Items from a dataset
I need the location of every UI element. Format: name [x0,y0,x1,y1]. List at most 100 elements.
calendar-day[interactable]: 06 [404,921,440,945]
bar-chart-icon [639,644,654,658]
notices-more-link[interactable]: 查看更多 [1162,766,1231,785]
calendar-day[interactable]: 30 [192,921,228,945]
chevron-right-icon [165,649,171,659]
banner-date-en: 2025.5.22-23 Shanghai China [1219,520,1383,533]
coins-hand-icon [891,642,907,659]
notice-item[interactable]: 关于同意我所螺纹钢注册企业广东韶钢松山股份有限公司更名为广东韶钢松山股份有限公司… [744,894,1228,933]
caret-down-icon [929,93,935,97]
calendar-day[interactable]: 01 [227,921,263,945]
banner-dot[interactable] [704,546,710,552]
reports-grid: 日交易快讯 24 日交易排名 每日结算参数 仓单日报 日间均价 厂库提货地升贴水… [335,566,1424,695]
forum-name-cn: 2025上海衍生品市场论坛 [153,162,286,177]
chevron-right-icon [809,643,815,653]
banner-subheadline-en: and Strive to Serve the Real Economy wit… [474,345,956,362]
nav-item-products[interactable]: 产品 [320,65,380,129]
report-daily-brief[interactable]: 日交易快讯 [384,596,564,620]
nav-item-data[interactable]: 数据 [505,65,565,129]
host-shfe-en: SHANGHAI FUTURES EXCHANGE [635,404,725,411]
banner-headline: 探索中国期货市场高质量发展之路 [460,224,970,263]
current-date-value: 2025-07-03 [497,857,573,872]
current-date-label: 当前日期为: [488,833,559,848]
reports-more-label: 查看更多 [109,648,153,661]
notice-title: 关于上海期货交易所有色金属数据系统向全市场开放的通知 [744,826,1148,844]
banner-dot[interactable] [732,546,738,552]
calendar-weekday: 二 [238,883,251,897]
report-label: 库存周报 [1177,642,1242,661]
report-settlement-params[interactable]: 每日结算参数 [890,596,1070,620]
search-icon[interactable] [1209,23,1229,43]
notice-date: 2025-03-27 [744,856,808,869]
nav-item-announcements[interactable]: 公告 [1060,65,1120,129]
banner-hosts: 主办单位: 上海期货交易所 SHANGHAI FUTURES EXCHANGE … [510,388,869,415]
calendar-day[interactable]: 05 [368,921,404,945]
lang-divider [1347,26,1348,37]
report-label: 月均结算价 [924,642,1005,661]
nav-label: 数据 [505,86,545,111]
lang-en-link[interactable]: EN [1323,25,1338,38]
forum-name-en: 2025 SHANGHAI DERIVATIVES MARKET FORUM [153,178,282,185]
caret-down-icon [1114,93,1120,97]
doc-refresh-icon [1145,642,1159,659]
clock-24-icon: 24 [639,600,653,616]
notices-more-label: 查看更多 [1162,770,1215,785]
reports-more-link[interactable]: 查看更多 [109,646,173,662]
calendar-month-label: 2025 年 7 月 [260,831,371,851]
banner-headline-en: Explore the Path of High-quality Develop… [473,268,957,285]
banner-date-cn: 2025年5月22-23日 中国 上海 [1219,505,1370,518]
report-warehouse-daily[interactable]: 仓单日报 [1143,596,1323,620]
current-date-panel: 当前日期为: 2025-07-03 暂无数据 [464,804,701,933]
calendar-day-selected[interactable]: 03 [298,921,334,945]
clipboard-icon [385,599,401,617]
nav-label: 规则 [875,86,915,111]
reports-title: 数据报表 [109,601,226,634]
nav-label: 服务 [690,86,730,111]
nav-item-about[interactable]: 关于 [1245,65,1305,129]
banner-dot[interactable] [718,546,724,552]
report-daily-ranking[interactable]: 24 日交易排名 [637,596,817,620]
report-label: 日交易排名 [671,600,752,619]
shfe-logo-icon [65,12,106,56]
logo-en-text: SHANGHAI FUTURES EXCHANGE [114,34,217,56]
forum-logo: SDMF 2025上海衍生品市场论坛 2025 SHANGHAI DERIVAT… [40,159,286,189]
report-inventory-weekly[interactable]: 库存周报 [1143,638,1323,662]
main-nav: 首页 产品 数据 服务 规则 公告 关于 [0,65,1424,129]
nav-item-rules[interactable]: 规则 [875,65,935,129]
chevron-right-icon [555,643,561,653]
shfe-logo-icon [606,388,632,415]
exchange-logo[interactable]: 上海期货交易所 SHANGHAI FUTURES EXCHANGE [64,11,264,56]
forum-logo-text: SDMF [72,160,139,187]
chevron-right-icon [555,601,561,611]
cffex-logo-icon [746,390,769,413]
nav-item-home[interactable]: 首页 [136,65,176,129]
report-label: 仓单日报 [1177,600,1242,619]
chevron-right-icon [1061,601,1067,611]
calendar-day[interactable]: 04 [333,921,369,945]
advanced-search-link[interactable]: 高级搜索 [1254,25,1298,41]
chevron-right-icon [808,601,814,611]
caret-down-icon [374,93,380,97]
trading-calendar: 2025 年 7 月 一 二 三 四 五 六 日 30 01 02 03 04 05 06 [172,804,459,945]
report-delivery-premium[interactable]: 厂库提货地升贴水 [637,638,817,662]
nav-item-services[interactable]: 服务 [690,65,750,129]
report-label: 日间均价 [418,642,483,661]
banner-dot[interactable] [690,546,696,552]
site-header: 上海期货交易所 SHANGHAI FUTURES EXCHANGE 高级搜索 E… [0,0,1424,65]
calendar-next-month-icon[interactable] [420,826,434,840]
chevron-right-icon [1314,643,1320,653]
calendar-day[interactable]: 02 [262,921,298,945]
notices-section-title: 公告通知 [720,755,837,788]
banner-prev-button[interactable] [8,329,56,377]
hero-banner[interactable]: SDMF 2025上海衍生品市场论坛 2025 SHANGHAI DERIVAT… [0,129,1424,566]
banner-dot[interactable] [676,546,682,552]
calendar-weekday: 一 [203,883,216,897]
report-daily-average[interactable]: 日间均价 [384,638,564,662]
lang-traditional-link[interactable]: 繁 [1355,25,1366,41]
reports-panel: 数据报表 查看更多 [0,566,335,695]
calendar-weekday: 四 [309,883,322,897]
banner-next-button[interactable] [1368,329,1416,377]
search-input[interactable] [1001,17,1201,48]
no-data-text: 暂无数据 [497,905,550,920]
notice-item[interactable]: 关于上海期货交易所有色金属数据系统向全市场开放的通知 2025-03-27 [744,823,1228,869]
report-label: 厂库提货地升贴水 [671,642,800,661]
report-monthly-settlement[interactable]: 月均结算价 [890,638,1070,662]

▸ Short problem
Quote every one of the lines above word for word, leaving out nothing and changing nothing.

▸ Answer to this problem
I need the location of every UI element. Format: name [x0,y0,x1,y1]. List at most 100 elements.
calendar-day[interactable]: 06 [404,921,440,945]
bar-chart-icon [639,644,654,658]
notices-more-link[interactable]: 查看更多 [1162,766,1231,785]
calendar-day[interactable]: 30 [192,921,228,945]
chevron-right-icon [165,649,171,659]
banner-date-en: 2025.5.22-23 Shanghai China [1219,520,1383,533]
coins-hand-icon [891,642,907,659]
notice-item[interactable]: 关于同意我所螺纹钢注册企业广东韶钢松山股份有限公司更名为广东韶钢松山股份有限公司… [744,894,1228,933]
caret-down-icon [929,93,935,97]
calendar-day[interactable]: 01 [227,921,263,945]
banner-dot[interactable] [704,546,710,552]
reports-grid: 日交易快讯 24 日交易排名 每日结算参数 仓单日报 日间均价 厂库提货地升贴水… [335,566,1424,695]
forum-name-cn: 2025上海衍生品市场论坛 [153,162,286,177]
chevron-right-icon [809,643,815,653]
banner-subheadline-en: and Strive to Serve the Real Economy wit… [474,345,956,362]
nav-item-products[interactable]: 产品 [320,65,380,129]
report-daily-brief[interactable]: 日交易快讯 [384,596,564,620]
nav-item-data[interactable]: 数据 [505,65,565,129]
host-shfe-en: SHANGHAI FUTURES EXCHANGE [635,404,725,411]
banner-headline: 探索中国期货市场高质量发展之路 [460,224,970,263]
current-date-value: 2025-07-03 [497,857,573,872]
current-date-label: 当前日期为: [488,833,559,848]
reports-more-label: 查看更多 [109,648,153,661]
notice-title: 关于上海期货交易所有色金属数据系统向全市场开放的通知 [744,826,1148,844]
banner-dot[interactable] [732,546,738,552]
calendar-weekday: 二 [238,883,251,897]
report-label: 库存周报 [1177,642,1242,661]
report-settlement-params[interactable]: 每日结算参数 [890,596,1070,620]
search-icon[interactable] [1209,23,1229,43]
notice-date: 2025-03-27 [744,856,808,869]
nav-item-announcements[interactable]: 公告 [1060,65,1120,129]
banner-hosts: 主办单位: 上海期货交易所 SHANGHAI FUTURES EXCHANGE … [510,388,869,415]
calendar-day[interactable]: 05 [368,921,404,945]
lang-divider [1347,26,1348,37]
report-label: 月均结算价 [924,642,1005,661]
nav-label: 数据 [505,86,545,111]
lang-en-link[interactable]: EN [1323,25,1338,38]
forum-name-en: 2025 SHANGHAI DERIVATIVES MARKET FORUM [153,178,282,185]
caret-down-icon [1114,93,1120,97]
doc-refresh-icon [1145,642,1159,659]
clock-24-icon: 24 [639,600,653,616]
notices-more-label: 查看更多 [1162,770,1215,785]
reports-more-link[interactable]: 查看更多 [109,646,173,662]
calendar-month-label: 2025 年 7 月 [260,831,371,851]
banner-headline-en: Explore the Path of High-quality Develop… [473,268,957,285]
banner-date-cn: 2025年5月22-23日 中国 上海 [1219,505,1370,518]
report-warehouse-daily[interactable]: 仓单日报 [1143,596,1323,620]
current-date-panel: 当前日期为: 2025-07-03 暂无数据 [464,804,701,933]
calendar-day-selected[interactable]: 03 [298,921,334,945]
clipboard-icon [385,599,401,617]
nav-label: 规则 [875,86,915,111]
reports-title: 数据报表 [109,601,226,634]
nav-label: 服务 [690,86,730,111]
nav-item-about[interactable]: 关于 [1245,65,1305,129]
banner-dot[interactable] [718,546,724,552]
report-daily-ranking[interactable]: 24 日交易排名 [637,596,817,620]
report-label: 日交易排名 [671,600,752,619]
shfe-logo-icon [65,12,106,56]
logo-en-text: SHANGHAI FUTURES EXCHANGE [114,34,217,56]
forum-logo: SDMF 2025上海衍生品市场论坛 2025 SHANGHAI DERIVAT… [40,159,286,189]
report-inventory-weekly[interactable]: 库存周报 [1143,638,1323,662]
main-nav: 首页 产品 数据 服务 规则 公告 关于 [0,65,1424,129]
nav-item-rules[interactable]: 规则 [875,65,935,129]
chevron-right-icon [555,643,561,653]
shfe-logo-icon [606,388,632,415]
exchange-logo[interactable]: 上海期货交易所 SHANGHAI FUTURES EXCHANGE [64,11,264,56]
forum-logo-text: SDMF [72,160,139,187]
chevron-right-icon [555,601,561,611]
cffex-logo-icon [746,390,769,413]
nav-item-home[interactable]: 首页 [136,65,176,129]
report-label: 仓单日报 [1177,600,1242,619]
chevron-right-icon [1061,601,1067,611]
calendar-day[interactable]: 04 [333,921,369,945]
advanced-search-link[interactable]: 高级搜索 [1254,25,1298,41]
chevron-right-icon [808,601,814,611]
caret-down-icon [374,93,380,97]
trading-calendar: 2025 年 7 月 一 二 三 四 五 六 日 30 01 02 03 04 05 06 [172,804,459,945]
report-delivery-premium[interactable]: 厂库提货地升贴水 [637,638,817,662]
nav-item-services[interactable]: 服务 [690,65,750,129]
report-label: 日间均价 [418,642,483,661]
banner-dot[interactable] [690,546,696,552]
site-header: 上海期货交易所 SHANGHAI FUTURES EXCHANGE 高级搜索 E… [0,0,1424,65]
calendar-next-month-icon[interactable] [420,826,434,840]
chevron-right-icon [1314,643,1320,653]
calendar-day[interactable]: 02 [262,921,298,945]
notices-section-title: 公告通知 [720,755,837,788]
banner-prev-button[interactable] [8,329,56,377]
hero-banner[interactable]: SDMF 2025上海衍生品市场论坛 2025 SHANGHAI DERIVAT… [0,129,1424,566]
banner-dot[interactable] [676,546,682,552]
calendar-weekday: 一 [203,883,216,897]
report-daily-average[interactable]: 日间均价 [384,638,564,662]
lang-traditional-link[interactable]: 繁 [1355,25,1366,41]
reports-panel: 数据报表 查看更多 [0,566,335,695]
calendar-weekday: 四 [309,883,322,897]
banner-next-button[interactable] [1368,329,1416,377]
search-input[interactable] [1001,17,1201,48]
no-data-text: 暂无数据 [497,905,550,920]
notice-item[interactable]: 关于上海期货交易所有色金属数据系统向全市场开放的通知 2025-03-27 [744,823,1228,869]
report-label: 厂库提货地升贴水 [671,642,800,661]
report-monthly-settlement[interactable]: 月均结算价 [890,638,1070,662]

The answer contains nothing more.